* Start DATASET CONTENT *

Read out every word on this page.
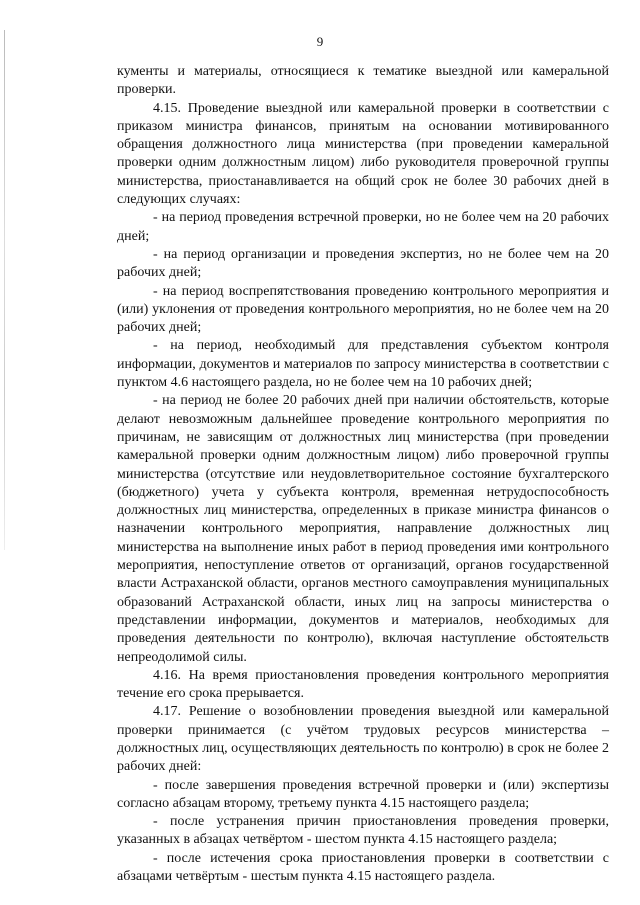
9

кументы и материалы, относящиеся к тематике выездной или камеральной проверки.

4.15. Проведение выездной или камеральной проверки в соответствии с приказом министра финансов, принятым на основании мотивированного обращения должностного лица министерства (при проведении камеральной проверки одним должностным лицом) либо руководителя проверочной группы министерства, приостанавливается на общий срок не более 30 рабочих дней в следующих случаях:

- на период проведения встречной проверки, но не более чем на 20 рабочих дней;

- на период организации и проведения экспертиз, но не более чем на 20 рабочих дней;

- на период воспрепятствования проведению контрольного мероприятия и (или) уклонения от проведения контрольного мероприятия, но не более чем на 20 рабочих дней;

- на период, необходимый для представления субъектом контроля информации, документов и материалов по запросу министерства в соответствии с пунктом 4.6 настоящего раздела, но не более чем на 10 рабочих дней;

- на период не более 20 рабочих дней при наличии обстоятельств, которые делают невозможным дальнейшее проведение контрольного мероприятия по причинам, не зависящим от должностных лиц министерства (при проведении камеральной проверки одним должностным лицом) либо проверочной группы министерства (отсутствие или неудовлетворительное состояние бухгалтерского (бюджетного) учета у субъекта контроля, временная нетрудоспособность должностных лиц министерства, определенных в приказе министра финансов о назначении контрольного мероприятия, направление должностных лиц министерства на выполнение иных работ в период проведения ими контрольного мероприятия, непоступление ответов от организаций, органов государственной власти Астраханской области, органов местного самоуправления муниципальных образований Астраханской области, иных лиц на запросы министерства о представлении информации, документов и материалов, необходимых для проведения деятельности по контролю), включая наступление обстоятельств непреодолимой силы.

4.16. На время приостановления проведения контрольного мероприятия течение его срока прерывается.

4.17. Решение о возобновлении проведения выездной или камеральной проверки принимается (с учётом трудовых ресурсов министерства – должностных лиц, осуществляющих деятельность по контролю) в срок не более 2 рабочих дней:

- после завершения проведения встречной проверки и (или) экспертизы согласно абзацам второму, третьему пункта 4.15 настоящего раздела;

- после устранения причин приостановления проведения проверки, указанных в абзацах четвёртом - шестом пункта 4.15 настоящего раздела;

- после истечения срока приостановления проверки в соответствии с абзацами четвёртым - шестым пункта 4.15 настоящего раздела.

* End DATASET CONTENT *

YOUR OBJECTIVE: Take every line above carrying "встречной" and return it.

SOLUTION TO THE PROBLEM:
- на период проведения встречной проверки, но не более чем на 20 рабочих дней;
- после завершения проведения встречной проверки и (или) экспертизы согласно абзацам второму, третьему пункта 4.15 настоящего раздела;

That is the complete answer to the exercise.